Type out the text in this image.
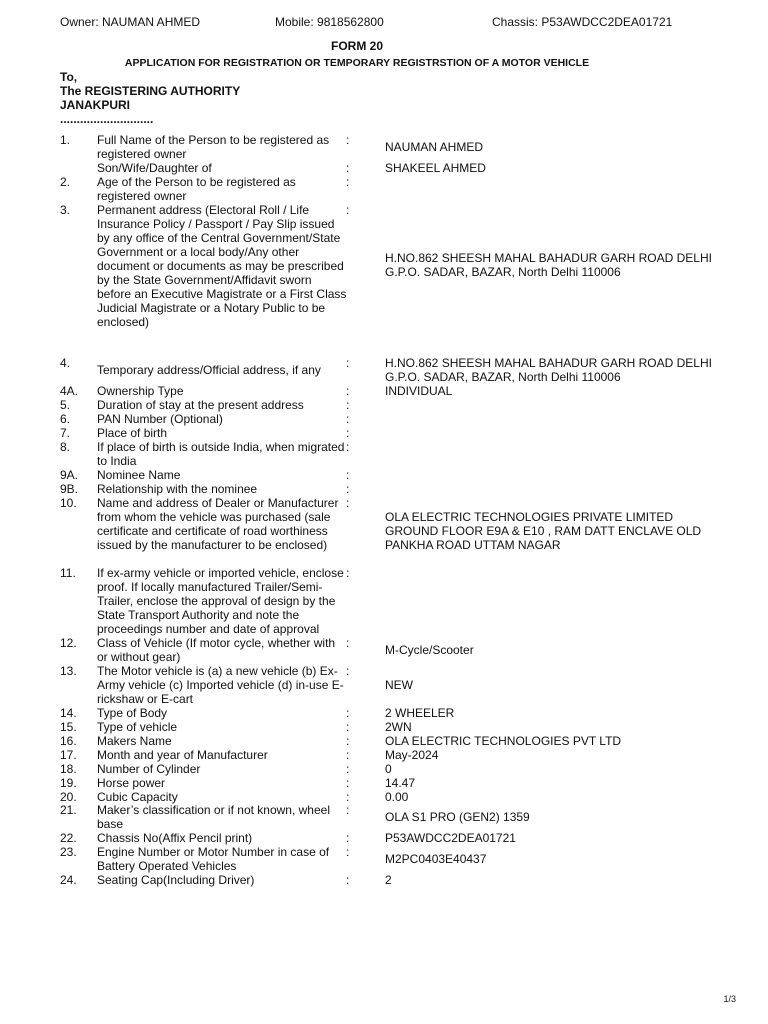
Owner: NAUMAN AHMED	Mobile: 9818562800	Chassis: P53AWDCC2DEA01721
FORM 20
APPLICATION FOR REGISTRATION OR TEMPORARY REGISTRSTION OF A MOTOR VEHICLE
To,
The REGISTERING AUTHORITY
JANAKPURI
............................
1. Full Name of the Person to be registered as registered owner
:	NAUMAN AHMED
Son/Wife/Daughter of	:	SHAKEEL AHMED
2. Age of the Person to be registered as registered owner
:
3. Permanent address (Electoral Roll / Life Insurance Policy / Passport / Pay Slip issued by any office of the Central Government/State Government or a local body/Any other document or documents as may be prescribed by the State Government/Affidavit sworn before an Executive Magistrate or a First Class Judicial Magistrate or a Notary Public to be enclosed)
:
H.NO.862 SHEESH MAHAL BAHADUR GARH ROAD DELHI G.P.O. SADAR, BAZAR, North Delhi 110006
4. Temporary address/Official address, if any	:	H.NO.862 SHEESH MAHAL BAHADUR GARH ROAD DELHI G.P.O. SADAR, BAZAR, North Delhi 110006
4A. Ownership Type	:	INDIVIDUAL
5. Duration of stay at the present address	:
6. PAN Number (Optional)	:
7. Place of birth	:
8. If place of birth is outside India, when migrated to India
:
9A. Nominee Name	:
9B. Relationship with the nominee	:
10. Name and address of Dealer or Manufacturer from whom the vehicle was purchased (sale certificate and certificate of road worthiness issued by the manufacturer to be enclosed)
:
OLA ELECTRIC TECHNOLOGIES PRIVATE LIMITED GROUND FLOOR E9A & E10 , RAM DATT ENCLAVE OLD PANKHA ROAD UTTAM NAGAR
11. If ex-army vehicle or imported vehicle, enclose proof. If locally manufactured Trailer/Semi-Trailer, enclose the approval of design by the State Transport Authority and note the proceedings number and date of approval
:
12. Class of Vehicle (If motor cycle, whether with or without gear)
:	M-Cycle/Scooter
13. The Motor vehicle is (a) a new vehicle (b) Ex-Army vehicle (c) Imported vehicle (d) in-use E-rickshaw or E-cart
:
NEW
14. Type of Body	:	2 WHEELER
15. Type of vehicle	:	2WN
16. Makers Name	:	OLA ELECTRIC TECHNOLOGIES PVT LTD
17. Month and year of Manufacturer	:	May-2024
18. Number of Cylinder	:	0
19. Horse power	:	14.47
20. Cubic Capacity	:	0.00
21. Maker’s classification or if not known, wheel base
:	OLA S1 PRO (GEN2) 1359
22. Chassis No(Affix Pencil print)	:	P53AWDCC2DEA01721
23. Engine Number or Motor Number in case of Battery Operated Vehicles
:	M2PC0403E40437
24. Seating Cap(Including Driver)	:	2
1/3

————————

▶ _Challenge_:
Every entry above is to be set down exactly; the pictures are to be left out.

▶ _Exercise answer_:
Type out the text in this image.
Owner: NAUMAN AHMED	Mobile: 9818562800	Chassis: P53AWDCC2DEA01721
FORM 20
APPLICATION FOR REGISTRATION OR TEMPORARY REGISTRSTION OF A MOTOR VEHICLE
To,
The REGISTERING AUTHORITY
JANAKPURI
............................
1. Full Name of the Person to be registered as registered owner
:	NAUMAN AHMED
Son/Wife/Daughter of	:	SHAKEEL AHMED
2. Age of the Person to be registered as registered owner
:
3. Permanent address (Electoral Roll / Life Insurance Policy / Passport / Pay Slip issued by any office of the Central Government/State Government or a local body/Any other document or documents as may be prescribed by the State Government/Affidavit sworn before an Executive Magistrate or a First Class Judicial Magistrate or a Notary Public to be enclosed)
:
H.NO.862 SHEESH MAHAL BAHADUR GARH ROAD DELHI G.P.O. SADAR, BAZAR, North Delhi 110006
4. Temporary address/Official address, if any	:	H.NO.862 SHEESH MAHAL BAHADUR GARH ROAD DELHI G.P.O. SADAR, BAZAR, North Delhi 110006
4A. Ownership Type	:	INDIVIDUAL
5. Duration of stay at the present address	:
6. PAN Number (Optional)	:
7. Place of birth	:
8. If place of birth is outside India, when migrated to India
:
9A. Nominee Name	:
9B. Relationship with the nominee	:
10. Name and address of Dealer or Manufacturer from whom the vehicle was purchased (sale certificate and certificate of road worthiness issued by the manufacturer to be enclosed)
:
OLA ELECTRIC TECHNOLOGIES PRIVATE LIMITED GROUND FLOOR E9A & E10 , RAM DATT ENCLAVE OLD PANKHA ROAD UTTAM NAGAR
11. If ex-army vehicle or imported vehicle, enclose proof. If locally manufactured Trailer/Semi-Trailer, enclose the approval of design by the State Transport Authority and note the proceedings number and date of approval
:
12. Class of Vehicle (If motor cycle, whether with or without gear)
:	M-Cycle/Scooter
13. The Motor vehicle is (a) a new vehicle (b) Ex-Army vehicle (c) Imported vehicle (d) in-use E-rickshaw or E-cart
:
NEW
14. Type of Body	:	2 WHEELER
15. Type of vehicle	:	2WN
16. Makers Name	:	OLA ELECTRIC TECHNOLOGIES PVT LTD
17. Month and year of Manufacturer	:	May-2024
18. Number of Cylinder	:	0
19. Horse power	:	14.47
20. Cubic Capacity	:	0.00
21. Maker’s classification or if not known, wheel base
:	OLA S1 PRO (GEN2) 1359
22. Chassis No(Affix Pencil print)	:	P53AWDCC2DEA01721
23. Engine Number or Motor Number in case of Battery Operated Vehicles
:	M2PC0403E40437
24. Seating Cap(Including Driver)	:	2
1/3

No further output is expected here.